YOUR OBJECTIVE ::
Extract the text of every entry below exactly; leave images out.

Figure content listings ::
-- begin --

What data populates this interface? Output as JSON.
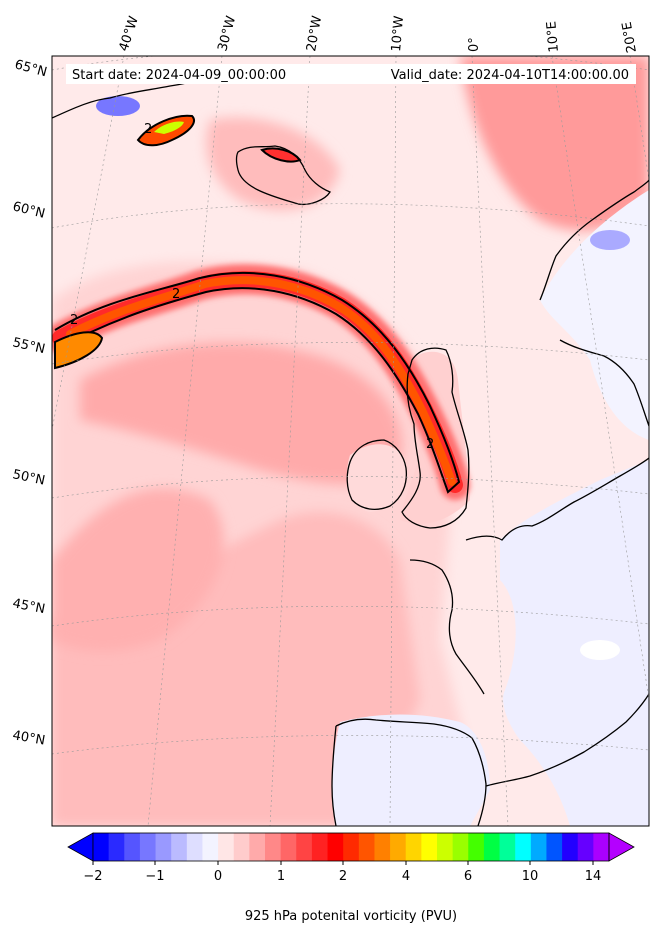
{
  "header": {
    "start_date": "Start date: 2024-04-09_00:00:00",
    "valid_date": "Valid_date: 2024-04-10T14:00:00.00"
  },
  "map": {
    "projection": "conic",
    "longitude_labels": [
      "40°W",
      "30°W",
      "20°W",
      "10°W",
      "0°",
      "10°E",
      "20°E"
    ],
    "latitude_labels": [
      "65°N",
      "60°N",
      "55°N",
      "50°N",
      "45°N",
      "40°N"
    ],
    "contour_labels": [
      "2",
      "2",
      "2",
      "2"
    ],
    "contour_level": 2,
    "gridlines": true
  },
  "colorbar": {
    "ticks": [
      "−2",
      "−1",
      "0",
      "1",
      "2",
      "4",
      "6",
      "10",
      "14"
    ],
    "label": "925 hPa potenital vorticity (PVU)",
    "extend": "both",
    "colors": [
      "#0000ff",
      "#2a2aff",
      "#5555ff",
      "#7777ff",
      "#9999ff",
      "#bbbbff",
      "#dedeff",
      "#f3f3ff",
      "#ffe6e6",
      "#ffcccc",
      "#ffaaaa",
      "#ff8888",
      "#ff6666",
      "#ff4444",
      "#ff2222",
      "#ff0000",
      "#ff2a00",
      "#ff5500",
      "#ff8000",
      "#ffaa00",
      "#ffd500",
      "#ffff00",
      "#ccff00",
      "#99ff00",
      "#44ff00",
      "#00ff44",
      "#00ff99",
      "#00ffff",
      "#00aaff",
      "#0055ff",
      "#2200ff",
      "#6600ff",
      "#aa00ff"
    ],
    "under_color": "#0000ff",
    "over_color": "#b400ff"
  }
}
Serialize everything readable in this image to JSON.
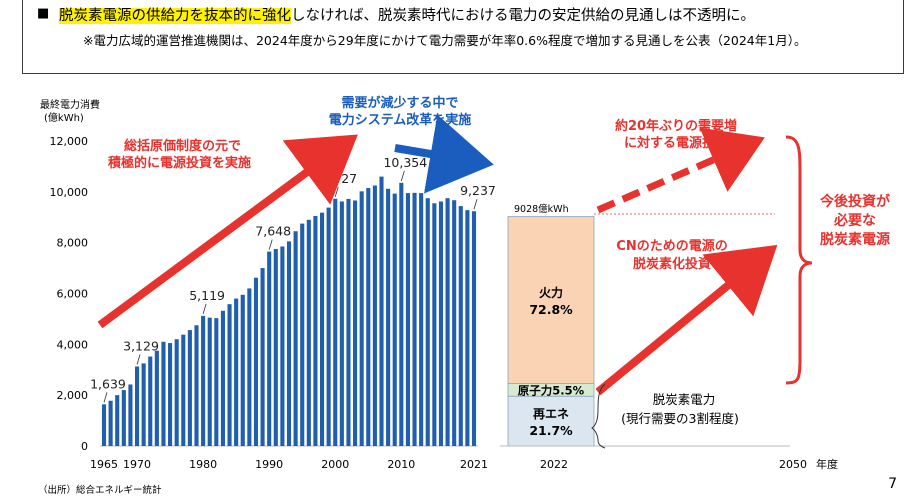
{
  "header": {
    "bullet": "■",
    "headline_highlight": "脱炭素電源の供給力を抜本的に強化",
    "headline_rest": "しなければ、脱炭素時代における電力の安定供給の見通しは不透明に。",
    "note": "※電力広域的運営推進機関は、2024年度から29年度にかけて電力需要が年率0.6%程度で増加する見通しを公表（2024年1月）。"
  },
  "chart_data": {
    "type": "bar",
    "ylabel_line1": "最終電力消費",
    "ylabel_line2": "(億kWh)",
    "ylim": [
      0,
      12000
    ],
    "yticks": [
      "0",
      "2,000",
      "4,000",
      "6,000",
      "8,000",
      "10,000",
      "12,000"
    ],
    "xticks": [
      "1965",
      "1970",
      "1980",
      "1990",
      "2000",
      "2010",
      "2021"
    ],
    "bar_color": "#1f5fae",
    "years": [
      1965,
      1966,
      1967,
      1968,
      1969,
      1970,
      1971,
      1972,
      1973,
      1974,
      1975,
      1976,
      1977,
      1978,
      1979,
      1980,
      1981,
      1982,
      1983,
      1984,
      1985,
      1986,
      1987,
      1988,
      1989,
      1990,
      1991,
      1992,
      1993,
      1994,
      1995,
      1996,
      1997,
      1998,
      1999,
      2000,
      2001,
      2002,
      2003,
      2004,
      2005,
      2006,
      2007,
      2008,
      2009,
      2010,
      2011,
      2012,
      2013,
      2014,
      2015,
      2016,
      2017,
      2018,
      2019,
      2020,
      2021
    ],
    "values": [
      1639,
      1780,
      2000,
      2200,
      2420,
      3129,
      3250,
      3520,
      3750,
      4100,
      4050,
      4200,
      4380,
      4560,
      4750,
      5119,
      5050,
      5030,
      5320,
      5580,
      5800,
      5950,
      6200,
      6620,
      7000,
      7648,
      7750,
      7850,
      8050,
      8450,
      8750,
      8900,
      9050,
      9180,
      9380,
      9727,
      9620,
      9720,
      9660,
      10020,
      10150,
      10250,
      10600,
      10120,
      9930,
      10354,
      9950,
      9960,
      9950,
      9750,
      9550,
      9620,
      9750,
      9670,
      9440,
      9280,
      9237
    ],
    "data_labels": [
      {
        "year": 1965,
        "text": "1,639"
      },
      {
        "year": 1970,
        "text": "3,129"
      },
      {
        "year": 1980,
        "text": "5,119"
      },
      {
        "year": 1990,
        "text": "7,648"
      },
      {
        "year": 2000,
        "text": "9,727"
      },
      {
        "year": 2010,
        "text": "10,354"
      },
      {
        "year": 2021,
        "text": "9,237"
      }
    ],
    "annotations": {
      "a1_line1": "総括原価制度の元で",
      "a1_line2": "積極的に電源投資を実施",
      "a2_line1": "需要が減少する中で",
      "a2_line2": "電力システム改革を実施",
      "a3_line1": "約20年ぶりの需要増",
      "a3_line2": "に対する電源投資",
      "a4_line1": "CNのための電源の",
      "a4_line2": "脱炭素化投資",
      "a5_line1": "今後投資が",
      "a5_line2": "必要な",
      "a5_line3": "脱炭素電源"
    },
    "mix_2022": {
      "total_label": "9028億kWh",
      "segments": [
        {
          "name": "再エネ",
          "value": "21.7%",
          "pct": 21.7,
          "color": "#dce6f1"
        },
        {
          "name": "原子力",
          "value": "5.5%",
          "pct": 5.5,
          "color": "#d6ead2"
        },
        {
          "name": "火力",
          "value": "72.8%",
          "pct": 72.8,
          "color": "#f9d3b4"
        }
      ],
      "bracket_line1": "脱炭素電力",
      "bracket_line2": "(現行需要の3割程度)"
    },
    "right_axis": {
      "x1": "2022",
      "x2": "2050",
      "unit": "年度"
    },
    "accent_red": "#e8322e",
    "accent_blue": "#1a5dbf"
  },
  "footer": {
    "source": "（出所）総合エネルギー統計",
    "page": "7"
  }
}
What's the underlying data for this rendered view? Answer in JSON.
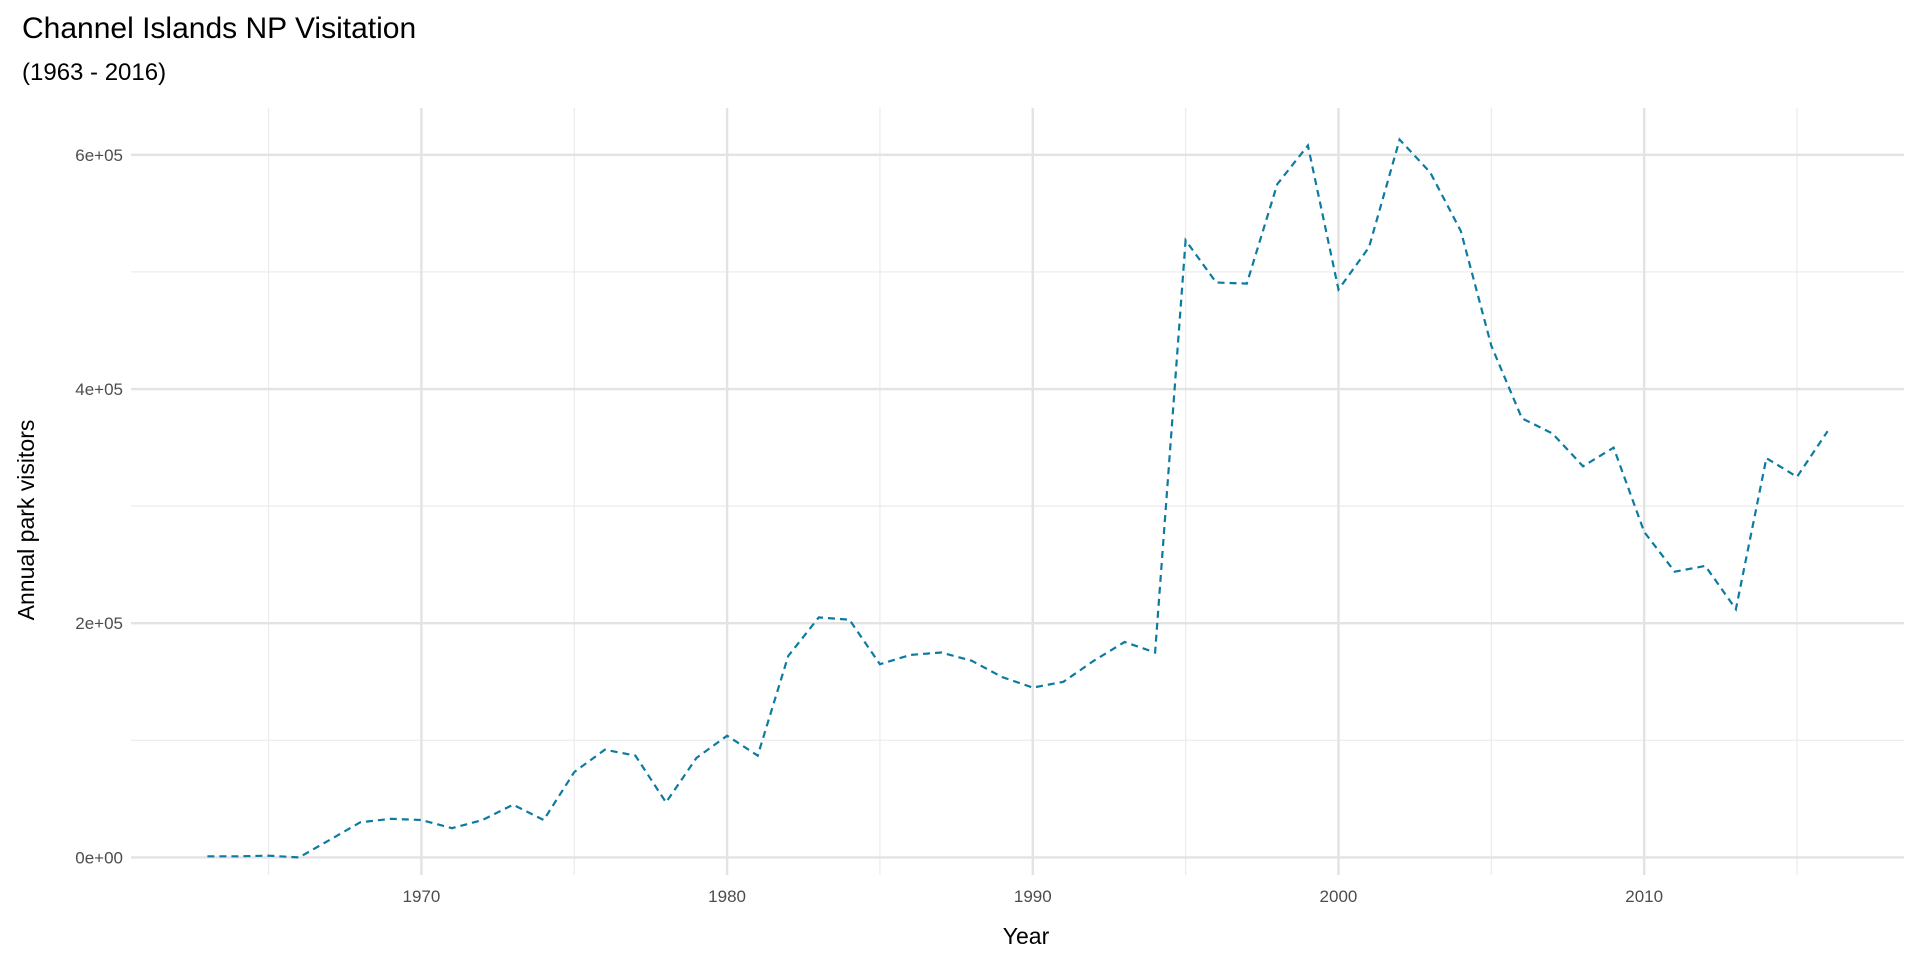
{
  "chart_data": {
    "type": "line",
    "title": "Channel Islands NP Visitation",
    "subtitle": "(1963 - 2016)",
    "xlabel": "Year",
    "ylabel": "Annual park visitors",
    "xlim": [
      1960.5,
      2018.5
    ],
    "ylim": [
      -15000,
      640000
    ],
    "x_ticks": [
      1970,
      1980,
      1990,
      2000,
      2010
    ],
    "x_tick_labels": [
      "1970",
      "1980",
      "1990",
      "2000",
      "2010"
    ],
    "y_ticks": [
      0,
      200000,
      400000,
      600000
    ],
    "y_tick_labels": [
      "0e+00",
      "2e+05",
      "4e+05",
      "6e+05"
    ],
    "grid": true,
    "line_color": "#0C7BA0",
    "line_style": "dashed",
    "x": [
      1963,
      1964,
      1965,
      1966,
      1967,
      1968,
      1969,
      1970,
      1971,
      1972,
      1973,
      1974,
      1975,
      1976,
      1977,
      1978,
      1979,
      1980,
      1981,
      1982,
      1983,
      1984,
      1985,
      1986,
      1987,
      1988,
      1989,
      1990,
      1991,
      1992,
      1993,
      1994,
      1995,
      1996,
      1997,
      1998,
      1999,
      2000,
      2001,
      2002,
      2003,
      2004,
      2005,
      2006,
      2007,
      2008,
      2009,
      2010,
      2011,
      2012,
      2013,
      2014,
      2015,
      2016
    ],
    "values": [
      1000,
      1000,
      1500,
      0,
      15000,
      30000,
      33000,
      32000,
      25000,
      32000,
      45000,
      32000,
      73000,
      92000,
      87000,
      47000,
      85000,
      104000,
      87000,
      172000,
      205000,
      203000,
      165000,
      173000,
      175000,
      168000,
      154000,
      145000,
      150000,
      168000,
      184000,
      175000,
      527000,
      491000,
      490000,
      575000,
      608000,
      485000,
      521000,
      613000,
      585000,
      535000,
      437000,
      375000,
      362000,
      334000,
      350000,
      278000,
      244000,
      249000,
      212000,
      341000,
      325000,
      364000
    ]
  }
}
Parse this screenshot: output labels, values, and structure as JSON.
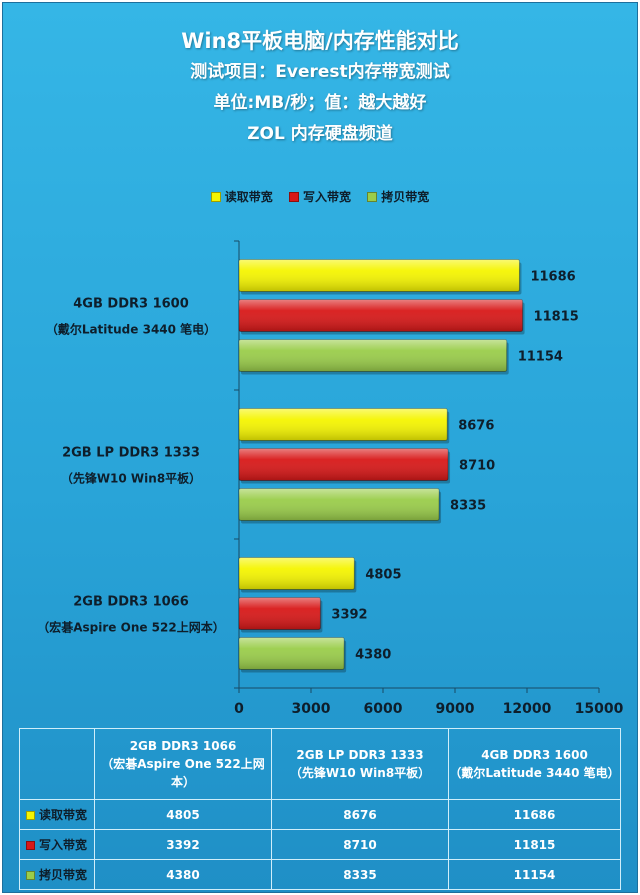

-- end --

FINAL RESULT ::
What data populates this interface? Output as JSON.
{
  "header": {
    "start_date": "Start date: 2024-04-09_00:00:00",
    "valid_date": "Valid_date: 2024-04-10T14:00:00.00"
  },
  "map": {
    "projection": "conic",
    "longitude_labels": [
      "40°W",
      "30°W",
      "20°W",
      "10°W",
      "0°",
      "10°E",
      "20°E"
    ],
    "latitude_labels": [
      "65°N",
      "60°N",
      "55°N",
      "50°N",
      "45°N",
      "40°N"
    ],
    "contour_labels": [
      "2",
      "2",
      "2",
      "2"
    ],
    "contour_level": 2,
    "gridlines": true
  },
  "colorbar": {
    "ticks": [
      "−2",
      "−1",
      "0",
      "1",
      "2",
      "4",
      "6",
      "10",
      "14"
    ],
    "label": "925 hPa potenital vorticity (PVU)",
    "extend": "both",
    "colors": [
      "#0000ff",
      "#2a2aff",
      "#5555ff",
      "#7777ff",
      "#9999ff",
      "#bbbbff",
      "#dedeff",
      "#f3f3ff",
      "#ffe6e6",
      "#ffcccc",
      "#ffaaaa",
      "#ff8888",
      "#ff6666",
      "#ff4444",
      "#ff2222",
      "#ff0000",
      "#ff2a00",
      "#ff5500",
      "#ff8000",
      "#ffaa00",
      "#ffd500",
      "#ffff00",
      "#ccff00",
      "#99ff00",
      "#44ff00",
      "#00ff44",
      "#00ff99",
      "#00ffff",
      "#00aaff",
      "#0055ff",
      "#2200ff",
      "#6600ff",
      "#aa00ff"
    ],
    "under_color": "#0000ff",
    "over_color": "#b400ff"
  }
}
Serialize everything readable in this image to JSON.
{
  "header": {
    "bullet": "■",
    "headline_highlight": "脱炭素電源の供給力を抜本的に強化",
    "headline_rest": "しなければ、脱炭素時代における電力の安定供給の見通しは不透明に。",
    "note": "※電力広域的運営推進機関は、2024年度から29年度にかけて電力需要が年率0.6%程度で増加する見通しを公表（2024年1月）。"
  },
  "chart_data": {
    "type": "bar",
    "ylabel_line1": "最終電力消費",
    "ylabel_line2": "(億kWh)",
    "ylim": [
      0,
      12000
    ],
    "yticks": [
      "0",
      "2,000",
      "4,000",
      "6,000",
      "8,000",
      "10,000",
      "12,000"
    ],
    "xticks": [
      "1965",
      "1970",
      "1980",
      "1990",
      "2000",
      "2010",
      "2021"
    ],
    "bar_color": "#1f5fae",
    "years": [
      1965,
      1966,
      1967,
      1968,
      1969,
      1970,
      1971,
      1972,
      1973,
      1974,
      1975,
      1976,
      1977,
      1978,
      1979,
      1980,
      1981,
      1982,
      1983,
      1984,
      1985,
      1986,
      1987,
      1988,
      1989,
      1990,
      1991,
      1992,
      1993,
      1994,
      1995,
      1996,
      1997,
      1998,
      1999,
      2000,
      2001,
      2002,
      2003,
      2004,
      2005,
      2006,
      2007,
      2008,
      2009,
      2010,
      2011,
      2012,
      2013,
      2014,
      2015,
      2016,
      2017,
      2018,
      2019,
      2020,
      2021
    ],
    "values": [
      1639,
      1780,
      2000,
      2200,
      2420,
      3129,
      3250,
      3520,
      3750,
      4100,
      4050,
      4200,
      4380,
      4560,
      4750,
      5119,
      5050,
      5030,
      5320,
      5580,
      5800,
      5950,
      6200,
      6620,
      7000,
      7648,
      7750,
      7850,
      8050,
      8450,
      8750,
      8900,
      9050,
      9180,
      9380,
      9727,
      9620,
      9720,
      9660,
      10020,
      10150,
      10250,
      10600,
      10120,
      9930,
      10354,
      9950,
      9960,
      9950,
      9750,
      9550,
      9620,
      9750,
      9670,
      9440,
      9280,
      9237
    ],
    "data_labels": [
      {
        "year": 1965,
        "text": "1,639"
      },
      {
        "year": 1970,
        "text": "3,129"
      },
      {
        "year": 1980,
        "text": "5,119"
      },
      {
        "year": 1990,
        "text": "7,648"
      },
      {
        "year": 2000,
        "text": "9,727"
      },
      {
        "year": 2010,
        "text": "10,354"
      },
      {
        "year": 2021,
        "text": "9,237"
      }
    ],
    "annotations": {
      "a1_line1": "総括原価制度の元で",
      "a1_line2": "積極的に電源投資を実施",
      "a2_line1": "需要が減少する中で",
      "a2_line2": "電力システム改革を実施",
      "a3_line1": "約20年ぶりの需要増",
      "a3_line2": "に対する電源投資",
      "a4_line1": "CNのための電源の",
      "a4_line2": "脱炭素化投資",
      "a5_line1": "今後投資が",
      "a5_line2": "必要な",
      "a5_line3": "脱炭素電源"
    },
    "mix_2022": {
      "total_label": "9028億kWh",
      "segments": [
        {
          "name": "再エネ",
          "value": "21.7%",
          "pct": 21.7,
          "color": "#dce6f1"
        },
        {
          "name": "原子力",
          "value": "5.5%",
          "pct": 5.5,
          "color": "#d6ead2"
        },
        {
          "name": "火力",
          "value": "72.8%",
          "pct": 72.8,
          "color": "#f9d3b4"
        }
      ],
      "bracket_line1": "脱炭素電力",
      "bracket_line2": "(現行需要の3割程度)"
    },
    "right_axis": {
      "x1": "2022",
      "x2": "2050",
      "unit": "年度"
    },
    "accent_red": "#e8322e",
    "accent_blue": "#1a5dbf"
  },
  "footer": {
    "source": "（出所）総合エネルギー統計",
    "page": "7"
  }
}
What's the underlying data for this rendered view? Answer in JSON.
{
  "chart_data": {
    "type": "line",
    "title": "Channel Islands NP Visitation",
    "subtitle": "(1963 - 2016)",
    "xlabel": "Year",
    "ylabel": "Annual park visitors",
    "xlim": [
      1960.5,
      2018.5
    ],
    "ylim": [
      -15000,
      640000
    ],
    "x_ticks": [
      1970,
      1980,
      1990,
      2000,
      2010
    ],
    "x_tick_labels": [
      "1970",
      "1980",
      "1990",
      "2000",
      "2010"
    ],
    "y_ticks": [
      0,
      200000,
      400000,
      600000
    ],
    "y_tick_labels": [
      "0e+00",
      "2e+05",
      "4e+05",
      "6e+05"
    ],
    "grid": true,
    "line_color": "#0C7BA0",
    "line_style": "dashed",
    "x": [
      1963,
      1964,
      1965,
      1966,
      1967,
      1968,
      1969,
      1970,
      1971,
      1972,
      1973,
      1974,
      1975,
      1976,
      1977,
      1978,
      1979,
      1980,
      1981,
      1982,
      1983,
      1984,
      1985,
      1986,
      1987,
      1988,
      1989,
      1990,
      1991,
      1992,
      1993,
      1994,
      1995,
      1996,
      1997,
      1998,
      1999,
      2000,
      2001,
      2002,
      2003,
      2004,
      2005,
      2006,
      2007,
      2008,
      2009,
      2010,
      2011,
      2012,
      2013,
      2014,
      2015,
      2016
    ],
    "values": [
      1000,
      1000,
      1500,
      0,
      15000,
      30000,
      33000,
      32000,
      25000,
      32000,
      45000,
      32000,
      73000,
      92000,
      87000,
      47000,
      85000,
      104000,
      87000,
      172000,
      205000,
      203000,
      165000,
      173000,
      175000,
      168000,
      154000,
      145000,
      150000,
      168000,
      184000,
      175000,
      527000,
      491000,
      490000,
      575000,
      608000,
      485000,
      521000,
      613000,
      585000,
      535000,
      437000,
      375000,
      362000,
      334000,
      350000,
      278000,
      244000,
      249000,
      212000,
      341000,
      325000,
      364000
    ]
  }
}
Parse this screenshot: output labels, values, and structure as JSON.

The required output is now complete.